[Excerpt from a dataset]

....................

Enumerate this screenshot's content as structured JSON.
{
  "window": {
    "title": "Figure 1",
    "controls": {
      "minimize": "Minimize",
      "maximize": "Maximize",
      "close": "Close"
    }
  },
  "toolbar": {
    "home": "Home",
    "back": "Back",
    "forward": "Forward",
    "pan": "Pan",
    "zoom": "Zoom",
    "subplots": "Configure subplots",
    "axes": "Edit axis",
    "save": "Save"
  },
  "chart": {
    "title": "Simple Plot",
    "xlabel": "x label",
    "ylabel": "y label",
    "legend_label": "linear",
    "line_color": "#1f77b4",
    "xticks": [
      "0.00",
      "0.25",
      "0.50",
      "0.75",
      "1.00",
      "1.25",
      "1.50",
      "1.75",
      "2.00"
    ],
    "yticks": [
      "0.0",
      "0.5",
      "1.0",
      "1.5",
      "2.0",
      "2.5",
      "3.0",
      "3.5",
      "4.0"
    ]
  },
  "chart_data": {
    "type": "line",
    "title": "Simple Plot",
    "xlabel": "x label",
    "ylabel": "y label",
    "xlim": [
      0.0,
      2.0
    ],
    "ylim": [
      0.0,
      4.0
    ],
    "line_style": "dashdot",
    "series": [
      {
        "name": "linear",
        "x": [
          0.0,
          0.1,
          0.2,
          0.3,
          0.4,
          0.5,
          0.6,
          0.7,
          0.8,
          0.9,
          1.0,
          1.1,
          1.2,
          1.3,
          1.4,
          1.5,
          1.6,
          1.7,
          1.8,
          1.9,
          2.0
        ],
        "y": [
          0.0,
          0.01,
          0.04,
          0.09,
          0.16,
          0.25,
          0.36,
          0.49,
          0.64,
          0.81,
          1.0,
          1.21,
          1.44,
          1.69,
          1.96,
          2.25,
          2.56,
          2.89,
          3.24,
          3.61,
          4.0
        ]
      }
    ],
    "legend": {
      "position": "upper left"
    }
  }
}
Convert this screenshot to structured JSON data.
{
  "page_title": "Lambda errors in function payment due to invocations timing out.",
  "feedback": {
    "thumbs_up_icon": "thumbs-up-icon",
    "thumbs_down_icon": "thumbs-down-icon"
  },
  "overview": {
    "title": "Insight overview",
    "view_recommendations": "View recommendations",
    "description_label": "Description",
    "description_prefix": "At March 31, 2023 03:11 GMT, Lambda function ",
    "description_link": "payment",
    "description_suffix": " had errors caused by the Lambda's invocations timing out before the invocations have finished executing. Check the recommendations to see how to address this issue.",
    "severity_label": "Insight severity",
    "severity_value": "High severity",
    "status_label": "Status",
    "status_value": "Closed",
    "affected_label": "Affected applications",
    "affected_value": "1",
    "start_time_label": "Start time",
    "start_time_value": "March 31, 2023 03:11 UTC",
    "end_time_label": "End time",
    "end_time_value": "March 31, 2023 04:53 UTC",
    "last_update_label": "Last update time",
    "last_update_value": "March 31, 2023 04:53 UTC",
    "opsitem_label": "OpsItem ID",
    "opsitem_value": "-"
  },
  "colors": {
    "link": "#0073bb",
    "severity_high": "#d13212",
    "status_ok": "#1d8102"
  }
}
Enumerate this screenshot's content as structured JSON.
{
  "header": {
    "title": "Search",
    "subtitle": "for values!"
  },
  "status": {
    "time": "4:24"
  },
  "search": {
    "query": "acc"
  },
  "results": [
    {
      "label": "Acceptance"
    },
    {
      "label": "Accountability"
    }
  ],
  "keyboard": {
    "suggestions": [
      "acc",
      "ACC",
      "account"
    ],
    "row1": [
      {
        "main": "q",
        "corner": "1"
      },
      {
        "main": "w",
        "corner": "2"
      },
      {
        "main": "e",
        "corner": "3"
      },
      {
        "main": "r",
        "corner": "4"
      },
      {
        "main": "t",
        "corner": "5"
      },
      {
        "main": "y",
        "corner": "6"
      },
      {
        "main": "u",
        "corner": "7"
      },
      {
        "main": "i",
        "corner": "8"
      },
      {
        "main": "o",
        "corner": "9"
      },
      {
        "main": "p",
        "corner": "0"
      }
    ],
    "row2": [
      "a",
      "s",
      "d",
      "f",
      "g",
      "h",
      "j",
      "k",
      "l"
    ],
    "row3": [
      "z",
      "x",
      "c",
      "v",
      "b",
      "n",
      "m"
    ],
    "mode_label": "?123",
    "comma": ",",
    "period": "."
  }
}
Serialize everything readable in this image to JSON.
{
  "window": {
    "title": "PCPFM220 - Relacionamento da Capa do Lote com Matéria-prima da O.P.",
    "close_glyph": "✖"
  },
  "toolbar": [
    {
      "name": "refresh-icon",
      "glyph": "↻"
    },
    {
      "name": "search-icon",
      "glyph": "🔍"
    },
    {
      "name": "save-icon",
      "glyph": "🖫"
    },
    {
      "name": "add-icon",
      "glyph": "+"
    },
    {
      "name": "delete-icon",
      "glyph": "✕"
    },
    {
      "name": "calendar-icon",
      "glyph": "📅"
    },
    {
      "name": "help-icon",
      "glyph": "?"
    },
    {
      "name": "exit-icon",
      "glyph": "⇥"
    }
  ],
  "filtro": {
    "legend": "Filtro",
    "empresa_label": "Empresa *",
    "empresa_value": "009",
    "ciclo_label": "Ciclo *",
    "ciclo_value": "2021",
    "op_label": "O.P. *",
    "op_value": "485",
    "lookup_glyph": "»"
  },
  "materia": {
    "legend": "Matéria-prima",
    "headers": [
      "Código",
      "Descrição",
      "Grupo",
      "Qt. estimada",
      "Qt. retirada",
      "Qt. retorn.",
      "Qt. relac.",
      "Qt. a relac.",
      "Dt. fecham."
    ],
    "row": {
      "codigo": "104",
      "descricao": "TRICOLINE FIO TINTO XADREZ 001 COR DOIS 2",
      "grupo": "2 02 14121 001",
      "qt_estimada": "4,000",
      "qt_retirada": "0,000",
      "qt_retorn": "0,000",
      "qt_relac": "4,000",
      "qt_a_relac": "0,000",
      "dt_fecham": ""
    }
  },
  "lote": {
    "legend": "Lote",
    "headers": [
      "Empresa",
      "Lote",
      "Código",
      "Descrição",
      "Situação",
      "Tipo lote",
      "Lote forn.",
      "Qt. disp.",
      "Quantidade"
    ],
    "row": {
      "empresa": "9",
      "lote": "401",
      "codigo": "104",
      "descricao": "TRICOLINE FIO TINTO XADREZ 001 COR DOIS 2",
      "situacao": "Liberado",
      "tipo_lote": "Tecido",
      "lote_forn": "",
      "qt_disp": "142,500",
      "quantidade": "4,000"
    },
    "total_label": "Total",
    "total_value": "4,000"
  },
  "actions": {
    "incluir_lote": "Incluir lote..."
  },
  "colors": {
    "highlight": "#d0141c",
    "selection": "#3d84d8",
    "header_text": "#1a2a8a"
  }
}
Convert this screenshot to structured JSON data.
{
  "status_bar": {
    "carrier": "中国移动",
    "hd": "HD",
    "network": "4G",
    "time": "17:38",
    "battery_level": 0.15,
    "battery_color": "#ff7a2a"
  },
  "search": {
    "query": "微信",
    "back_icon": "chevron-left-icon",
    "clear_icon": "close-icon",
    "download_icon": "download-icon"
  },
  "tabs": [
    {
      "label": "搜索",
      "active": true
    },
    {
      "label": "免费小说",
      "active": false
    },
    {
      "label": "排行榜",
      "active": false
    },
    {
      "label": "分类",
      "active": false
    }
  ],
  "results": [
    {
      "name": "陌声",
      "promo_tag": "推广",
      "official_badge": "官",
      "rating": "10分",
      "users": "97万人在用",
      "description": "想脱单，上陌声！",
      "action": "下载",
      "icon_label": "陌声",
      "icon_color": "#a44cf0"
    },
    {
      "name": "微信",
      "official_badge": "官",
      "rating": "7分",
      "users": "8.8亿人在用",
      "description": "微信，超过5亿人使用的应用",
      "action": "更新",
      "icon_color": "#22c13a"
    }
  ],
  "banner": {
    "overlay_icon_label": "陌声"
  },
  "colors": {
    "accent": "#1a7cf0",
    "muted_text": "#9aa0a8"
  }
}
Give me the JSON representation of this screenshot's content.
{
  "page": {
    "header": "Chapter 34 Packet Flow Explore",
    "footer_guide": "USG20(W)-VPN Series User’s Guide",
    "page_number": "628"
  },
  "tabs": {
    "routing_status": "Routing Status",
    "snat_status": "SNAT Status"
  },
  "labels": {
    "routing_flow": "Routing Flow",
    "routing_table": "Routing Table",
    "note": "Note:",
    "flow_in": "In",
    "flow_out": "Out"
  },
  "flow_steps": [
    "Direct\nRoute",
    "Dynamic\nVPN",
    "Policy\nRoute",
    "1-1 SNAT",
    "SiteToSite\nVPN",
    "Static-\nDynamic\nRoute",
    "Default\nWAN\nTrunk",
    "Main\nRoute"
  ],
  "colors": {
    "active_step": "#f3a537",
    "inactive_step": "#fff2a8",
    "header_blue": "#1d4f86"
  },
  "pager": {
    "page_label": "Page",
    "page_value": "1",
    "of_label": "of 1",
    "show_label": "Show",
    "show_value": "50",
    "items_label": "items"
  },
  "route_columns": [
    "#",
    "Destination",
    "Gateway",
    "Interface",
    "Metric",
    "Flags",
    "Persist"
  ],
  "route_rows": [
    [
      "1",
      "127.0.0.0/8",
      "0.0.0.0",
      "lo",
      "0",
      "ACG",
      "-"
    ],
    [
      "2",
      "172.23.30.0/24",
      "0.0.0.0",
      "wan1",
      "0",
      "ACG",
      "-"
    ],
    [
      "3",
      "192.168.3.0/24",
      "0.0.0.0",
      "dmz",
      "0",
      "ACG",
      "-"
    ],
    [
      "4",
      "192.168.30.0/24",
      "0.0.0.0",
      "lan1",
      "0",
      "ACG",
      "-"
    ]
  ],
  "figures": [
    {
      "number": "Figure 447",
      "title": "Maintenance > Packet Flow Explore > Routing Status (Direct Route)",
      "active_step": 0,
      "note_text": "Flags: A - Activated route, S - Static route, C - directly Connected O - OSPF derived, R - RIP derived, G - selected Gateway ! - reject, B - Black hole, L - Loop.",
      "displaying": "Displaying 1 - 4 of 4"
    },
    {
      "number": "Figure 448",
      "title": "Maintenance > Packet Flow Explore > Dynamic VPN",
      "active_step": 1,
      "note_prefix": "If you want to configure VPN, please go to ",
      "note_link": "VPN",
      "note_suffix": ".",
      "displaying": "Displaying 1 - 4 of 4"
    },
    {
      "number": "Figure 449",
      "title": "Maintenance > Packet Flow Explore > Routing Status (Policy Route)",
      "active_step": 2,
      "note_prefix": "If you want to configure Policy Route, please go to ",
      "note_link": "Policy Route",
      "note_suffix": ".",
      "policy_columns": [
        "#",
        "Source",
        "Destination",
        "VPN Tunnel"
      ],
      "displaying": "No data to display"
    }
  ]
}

....................

GIVEN TASK:
Your task is to list each line of the records with the word "nRoute".

SOLUTION:
    "Direct\nRoute",
    "Policy\nRoute",
    "Static-\nDynamic\nRoute",
    "Main\nRoute"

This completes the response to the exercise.